◆ Your task: What lines of the data include the string "ylabel"? Copy them all.

◆ Raw records:
· · ·
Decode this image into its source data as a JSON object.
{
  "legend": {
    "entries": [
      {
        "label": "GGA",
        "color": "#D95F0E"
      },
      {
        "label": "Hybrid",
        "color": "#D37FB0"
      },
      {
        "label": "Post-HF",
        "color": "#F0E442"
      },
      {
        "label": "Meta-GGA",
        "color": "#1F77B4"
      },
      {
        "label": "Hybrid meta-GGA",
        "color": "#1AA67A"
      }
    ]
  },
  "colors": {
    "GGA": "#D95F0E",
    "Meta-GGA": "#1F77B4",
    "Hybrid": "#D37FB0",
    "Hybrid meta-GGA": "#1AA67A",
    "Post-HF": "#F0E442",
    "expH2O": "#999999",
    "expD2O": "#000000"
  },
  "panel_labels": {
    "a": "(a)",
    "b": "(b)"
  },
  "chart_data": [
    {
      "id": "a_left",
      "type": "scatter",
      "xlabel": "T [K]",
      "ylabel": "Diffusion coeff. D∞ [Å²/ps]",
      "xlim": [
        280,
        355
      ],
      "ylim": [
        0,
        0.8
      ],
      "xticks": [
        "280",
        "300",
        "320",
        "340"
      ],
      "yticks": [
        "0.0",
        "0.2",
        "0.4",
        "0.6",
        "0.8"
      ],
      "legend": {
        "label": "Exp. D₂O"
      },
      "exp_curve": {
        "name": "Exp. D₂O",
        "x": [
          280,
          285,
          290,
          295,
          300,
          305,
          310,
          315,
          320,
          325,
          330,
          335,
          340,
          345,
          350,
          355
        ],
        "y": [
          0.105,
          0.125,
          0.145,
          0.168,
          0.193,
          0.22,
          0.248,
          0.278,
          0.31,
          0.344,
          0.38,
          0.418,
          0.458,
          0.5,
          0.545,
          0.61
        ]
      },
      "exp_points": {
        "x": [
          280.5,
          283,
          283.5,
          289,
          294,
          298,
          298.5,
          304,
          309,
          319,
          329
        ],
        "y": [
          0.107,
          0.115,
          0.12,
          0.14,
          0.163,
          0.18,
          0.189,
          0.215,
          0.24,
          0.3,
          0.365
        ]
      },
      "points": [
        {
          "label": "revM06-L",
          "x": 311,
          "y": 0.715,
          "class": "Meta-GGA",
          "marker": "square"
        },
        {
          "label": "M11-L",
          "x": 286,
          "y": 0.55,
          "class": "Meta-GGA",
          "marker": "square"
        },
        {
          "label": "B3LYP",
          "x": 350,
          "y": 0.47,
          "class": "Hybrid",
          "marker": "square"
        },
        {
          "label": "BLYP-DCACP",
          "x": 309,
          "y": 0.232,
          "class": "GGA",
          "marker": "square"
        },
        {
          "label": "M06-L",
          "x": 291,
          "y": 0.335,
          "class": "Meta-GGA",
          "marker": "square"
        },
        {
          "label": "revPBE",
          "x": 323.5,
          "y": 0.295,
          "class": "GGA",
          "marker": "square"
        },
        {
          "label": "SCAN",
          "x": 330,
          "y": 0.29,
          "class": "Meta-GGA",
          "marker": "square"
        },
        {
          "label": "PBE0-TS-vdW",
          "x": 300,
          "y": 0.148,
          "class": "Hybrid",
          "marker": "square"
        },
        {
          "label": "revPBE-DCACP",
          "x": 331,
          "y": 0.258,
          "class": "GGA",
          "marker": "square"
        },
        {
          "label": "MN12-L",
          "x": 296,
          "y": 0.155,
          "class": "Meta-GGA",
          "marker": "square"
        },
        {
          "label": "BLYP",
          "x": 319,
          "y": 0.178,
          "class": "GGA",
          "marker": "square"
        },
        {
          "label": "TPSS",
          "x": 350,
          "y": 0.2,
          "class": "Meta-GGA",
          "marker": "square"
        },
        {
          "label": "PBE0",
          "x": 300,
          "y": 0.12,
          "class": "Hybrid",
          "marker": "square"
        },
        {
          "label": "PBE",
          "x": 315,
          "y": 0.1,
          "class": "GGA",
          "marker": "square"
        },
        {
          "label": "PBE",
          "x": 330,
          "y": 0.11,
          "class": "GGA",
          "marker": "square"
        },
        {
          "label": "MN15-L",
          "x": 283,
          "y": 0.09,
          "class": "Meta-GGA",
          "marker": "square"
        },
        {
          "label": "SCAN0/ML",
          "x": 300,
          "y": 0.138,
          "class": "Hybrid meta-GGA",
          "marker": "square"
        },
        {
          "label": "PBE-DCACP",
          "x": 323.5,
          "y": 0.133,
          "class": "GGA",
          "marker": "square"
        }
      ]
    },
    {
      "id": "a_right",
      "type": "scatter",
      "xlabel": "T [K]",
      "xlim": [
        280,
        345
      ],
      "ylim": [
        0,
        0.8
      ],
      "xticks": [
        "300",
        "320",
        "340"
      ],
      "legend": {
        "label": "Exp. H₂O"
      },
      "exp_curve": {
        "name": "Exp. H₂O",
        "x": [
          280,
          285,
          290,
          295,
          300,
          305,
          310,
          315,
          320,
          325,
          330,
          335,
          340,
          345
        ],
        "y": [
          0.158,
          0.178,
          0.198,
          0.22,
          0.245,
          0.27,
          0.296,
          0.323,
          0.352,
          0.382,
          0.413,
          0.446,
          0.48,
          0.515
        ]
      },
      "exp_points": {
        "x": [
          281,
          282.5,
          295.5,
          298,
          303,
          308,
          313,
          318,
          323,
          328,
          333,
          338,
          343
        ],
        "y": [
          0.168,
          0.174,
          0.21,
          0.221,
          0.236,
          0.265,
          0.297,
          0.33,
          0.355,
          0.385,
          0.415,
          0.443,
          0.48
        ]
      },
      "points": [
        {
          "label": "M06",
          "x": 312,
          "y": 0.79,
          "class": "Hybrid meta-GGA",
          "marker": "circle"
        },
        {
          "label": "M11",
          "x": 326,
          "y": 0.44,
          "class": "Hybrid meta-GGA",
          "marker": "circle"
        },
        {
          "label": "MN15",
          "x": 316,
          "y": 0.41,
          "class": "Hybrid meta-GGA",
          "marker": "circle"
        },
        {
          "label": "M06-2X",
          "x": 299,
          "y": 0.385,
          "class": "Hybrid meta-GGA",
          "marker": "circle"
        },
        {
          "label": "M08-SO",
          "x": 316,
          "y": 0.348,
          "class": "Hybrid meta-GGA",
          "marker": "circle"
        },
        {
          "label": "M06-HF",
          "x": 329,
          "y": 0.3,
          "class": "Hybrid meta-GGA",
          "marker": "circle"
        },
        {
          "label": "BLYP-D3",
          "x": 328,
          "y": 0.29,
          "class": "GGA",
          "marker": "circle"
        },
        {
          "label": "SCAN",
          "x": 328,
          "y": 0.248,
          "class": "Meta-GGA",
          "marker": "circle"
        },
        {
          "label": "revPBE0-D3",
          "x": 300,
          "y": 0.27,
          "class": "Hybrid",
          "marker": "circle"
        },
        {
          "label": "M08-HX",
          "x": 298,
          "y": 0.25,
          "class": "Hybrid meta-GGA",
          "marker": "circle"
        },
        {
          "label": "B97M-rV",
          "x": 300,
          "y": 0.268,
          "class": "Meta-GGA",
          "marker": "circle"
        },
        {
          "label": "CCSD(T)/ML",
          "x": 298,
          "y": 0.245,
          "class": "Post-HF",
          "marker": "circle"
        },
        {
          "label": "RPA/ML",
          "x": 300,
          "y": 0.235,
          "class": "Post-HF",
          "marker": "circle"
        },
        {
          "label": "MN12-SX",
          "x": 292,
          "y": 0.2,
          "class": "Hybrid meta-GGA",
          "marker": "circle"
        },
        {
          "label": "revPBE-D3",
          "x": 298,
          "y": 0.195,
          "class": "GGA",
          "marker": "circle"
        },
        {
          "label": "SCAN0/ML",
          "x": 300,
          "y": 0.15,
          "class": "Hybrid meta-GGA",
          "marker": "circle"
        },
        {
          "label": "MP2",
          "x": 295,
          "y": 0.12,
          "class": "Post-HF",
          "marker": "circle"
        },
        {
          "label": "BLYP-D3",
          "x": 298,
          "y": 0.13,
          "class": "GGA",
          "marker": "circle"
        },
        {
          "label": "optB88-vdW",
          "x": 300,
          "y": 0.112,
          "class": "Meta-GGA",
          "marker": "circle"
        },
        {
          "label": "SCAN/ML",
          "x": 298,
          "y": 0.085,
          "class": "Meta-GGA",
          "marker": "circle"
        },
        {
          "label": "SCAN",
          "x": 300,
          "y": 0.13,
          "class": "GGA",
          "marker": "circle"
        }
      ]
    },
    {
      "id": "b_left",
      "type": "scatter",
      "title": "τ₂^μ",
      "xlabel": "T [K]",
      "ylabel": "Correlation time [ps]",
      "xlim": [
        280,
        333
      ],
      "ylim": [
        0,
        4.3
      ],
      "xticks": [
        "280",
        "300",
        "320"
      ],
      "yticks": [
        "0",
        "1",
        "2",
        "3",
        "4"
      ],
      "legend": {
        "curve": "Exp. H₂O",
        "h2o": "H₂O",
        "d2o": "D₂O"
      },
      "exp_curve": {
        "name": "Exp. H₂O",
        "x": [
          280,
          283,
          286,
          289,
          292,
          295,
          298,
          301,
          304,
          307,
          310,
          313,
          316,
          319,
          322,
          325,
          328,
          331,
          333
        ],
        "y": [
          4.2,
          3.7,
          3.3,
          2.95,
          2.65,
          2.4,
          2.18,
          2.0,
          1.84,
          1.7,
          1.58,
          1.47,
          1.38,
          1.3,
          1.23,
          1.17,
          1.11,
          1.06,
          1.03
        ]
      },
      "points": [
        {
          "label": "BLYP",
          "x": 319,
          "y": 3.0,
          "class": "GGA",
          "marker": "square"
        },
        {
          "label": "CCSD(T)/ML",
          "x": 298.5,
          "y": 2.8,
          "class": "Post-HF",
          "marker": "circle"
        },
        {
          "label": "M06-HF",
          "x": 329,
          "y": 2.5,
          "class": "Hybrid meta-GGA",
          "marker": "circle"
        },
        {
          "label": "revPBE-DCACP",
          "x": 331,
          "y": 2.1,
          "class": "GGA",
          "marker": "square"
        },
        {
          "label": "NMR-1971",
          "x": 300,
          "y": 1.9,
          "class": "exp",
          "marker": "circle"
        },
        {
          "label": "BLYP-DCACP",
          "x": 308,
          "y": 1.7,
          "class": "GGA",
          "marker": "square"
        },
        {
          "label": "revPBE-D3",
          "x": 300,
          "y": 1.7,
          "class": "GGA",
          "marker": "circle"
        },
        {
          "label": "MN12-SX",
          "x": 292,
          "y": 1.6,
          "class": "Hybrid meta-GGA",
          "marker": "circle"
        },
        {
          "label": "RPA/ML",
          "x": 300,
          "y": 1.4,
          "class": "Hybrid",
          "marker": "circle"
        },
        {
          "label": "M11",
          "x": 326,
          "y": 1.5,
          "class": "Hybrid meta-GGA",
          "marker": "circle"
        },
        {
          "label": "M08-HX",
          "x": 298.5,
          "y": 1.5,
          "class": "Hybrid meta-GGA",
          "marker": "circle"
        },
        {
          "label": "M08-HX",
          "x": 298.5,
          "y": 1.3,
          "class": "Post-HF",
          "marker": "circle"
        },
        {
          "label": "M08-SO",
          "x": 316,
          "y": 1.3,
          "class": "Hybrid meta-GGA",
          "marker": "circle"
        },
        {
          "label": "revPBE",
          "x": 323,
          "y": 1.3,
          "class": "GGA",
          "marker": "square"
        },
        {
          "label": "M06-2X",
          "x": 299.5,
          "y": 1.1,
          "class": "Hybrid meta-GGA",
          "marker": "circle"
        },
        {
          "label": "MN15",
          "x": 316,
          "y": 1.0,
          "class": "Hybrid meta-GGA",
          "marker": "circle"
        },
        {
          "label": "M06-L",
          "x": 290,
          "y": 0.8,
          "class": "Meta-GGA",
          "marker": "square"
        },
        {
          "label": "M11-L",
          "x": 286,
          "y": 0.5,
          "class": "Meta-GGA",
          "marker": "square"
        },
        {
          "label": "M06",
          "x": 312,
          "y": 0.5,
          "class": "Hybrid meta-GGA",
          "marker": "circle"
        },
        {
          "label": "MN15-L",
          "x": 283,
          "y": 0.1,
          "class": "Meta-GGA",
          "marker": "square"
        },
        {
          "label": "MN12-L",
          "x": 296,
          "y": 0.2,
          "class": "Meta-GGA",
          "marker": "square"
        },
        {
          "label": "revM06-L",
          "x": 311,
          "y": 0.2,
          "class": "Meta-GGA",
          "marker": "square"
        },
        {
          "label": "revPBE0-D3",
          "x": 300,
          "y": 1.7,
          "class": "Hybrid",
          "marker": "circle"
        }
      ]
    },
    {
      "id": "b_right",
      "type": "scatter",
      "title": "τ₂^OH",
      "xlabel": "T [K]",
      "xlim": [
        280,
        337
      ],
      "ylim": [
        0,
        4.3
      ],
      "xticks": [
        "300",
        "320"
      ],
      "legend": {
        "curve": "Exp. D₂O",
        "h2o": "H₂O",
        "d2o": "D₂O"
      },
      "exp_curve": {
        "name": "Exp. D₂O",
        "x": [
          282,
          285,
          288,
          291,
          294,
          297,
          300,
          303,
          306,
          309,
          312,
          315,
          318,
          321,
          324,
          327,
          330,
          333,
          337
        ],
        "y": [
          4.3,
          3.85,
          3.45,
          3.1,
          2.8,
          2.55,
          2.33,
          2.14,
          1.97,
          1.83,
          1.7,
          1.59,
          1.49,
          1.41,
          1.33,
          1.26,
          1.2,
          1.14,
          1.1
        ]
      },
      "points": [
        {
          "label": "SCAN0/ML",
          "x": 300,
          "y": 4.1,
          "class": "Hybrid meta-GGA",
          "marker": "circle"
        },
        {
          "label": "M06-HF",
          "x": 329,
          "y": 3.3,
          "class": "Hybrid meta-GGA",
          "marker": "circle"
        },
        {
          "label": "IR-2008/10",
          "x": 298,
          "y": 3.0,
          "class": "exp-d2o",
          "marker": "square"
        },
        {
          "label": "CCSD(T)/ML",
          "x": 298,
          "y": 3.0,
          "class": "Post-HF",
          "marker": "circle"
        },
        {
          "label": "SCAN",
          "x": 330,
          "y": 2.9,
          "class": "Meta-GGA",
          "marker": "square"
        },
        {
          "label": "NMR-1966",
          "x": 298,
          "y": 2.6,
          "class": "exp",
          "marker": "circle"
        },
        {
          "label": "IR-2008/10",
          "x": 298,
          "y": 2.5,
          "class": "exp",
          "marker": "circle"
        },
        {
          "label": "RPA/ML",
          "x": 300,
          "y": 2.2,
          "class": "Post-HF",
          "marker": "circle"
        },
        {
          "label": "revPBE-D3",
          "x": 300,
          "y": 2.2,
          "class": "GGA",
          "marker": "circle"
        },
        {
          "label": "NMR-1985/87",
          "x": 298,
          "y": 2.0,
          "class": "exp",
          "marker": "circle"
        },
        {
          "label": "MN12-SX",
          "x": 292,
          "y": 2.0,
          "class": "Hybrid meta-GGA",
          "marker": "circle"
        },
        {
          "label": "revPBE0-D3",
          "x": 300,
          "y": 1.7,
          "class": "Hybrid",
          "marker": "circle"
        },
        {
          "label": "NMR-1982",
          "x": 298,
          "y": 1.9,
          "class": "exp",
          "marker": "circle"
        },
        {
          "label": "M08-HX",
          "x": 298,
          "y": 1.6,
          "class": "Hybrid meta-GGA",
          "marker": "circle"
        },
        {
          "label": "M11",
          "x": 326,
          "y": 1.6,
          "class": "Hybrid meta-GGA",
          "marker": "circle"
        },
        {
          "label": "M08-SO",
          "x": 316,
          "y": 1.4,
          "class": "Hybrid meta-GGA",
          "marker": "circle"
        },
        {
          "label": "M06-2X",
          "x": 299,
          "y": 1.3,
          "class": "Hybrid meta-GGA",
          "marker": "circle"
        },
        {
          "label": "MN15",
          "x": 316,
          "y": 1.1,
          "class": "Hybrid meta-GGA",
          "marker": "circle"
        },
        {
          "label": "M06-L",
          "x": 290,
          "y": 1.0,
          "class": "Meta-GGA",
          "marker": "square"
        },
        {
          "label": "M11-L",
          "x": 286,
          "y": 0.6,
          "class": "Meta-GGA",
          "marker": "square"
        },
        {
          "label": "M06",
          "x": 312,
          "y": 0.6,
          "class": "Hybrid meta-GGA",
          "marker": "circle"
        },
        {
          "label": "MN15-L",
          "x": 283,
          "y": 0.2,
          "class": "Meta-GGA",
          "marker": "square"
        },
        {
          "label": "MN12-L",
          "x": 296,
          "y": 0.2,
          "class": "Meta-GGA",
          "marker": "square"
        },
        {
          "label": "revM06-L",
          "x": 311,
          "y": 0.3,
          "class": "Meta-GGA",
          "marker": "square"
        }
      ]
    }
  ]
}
· · ·
◆ Solved exercise:
      "ylabel": "Diffusion coeff. D∞ [Å²/ps]",
      "ylabel": "Correlation time [ps]",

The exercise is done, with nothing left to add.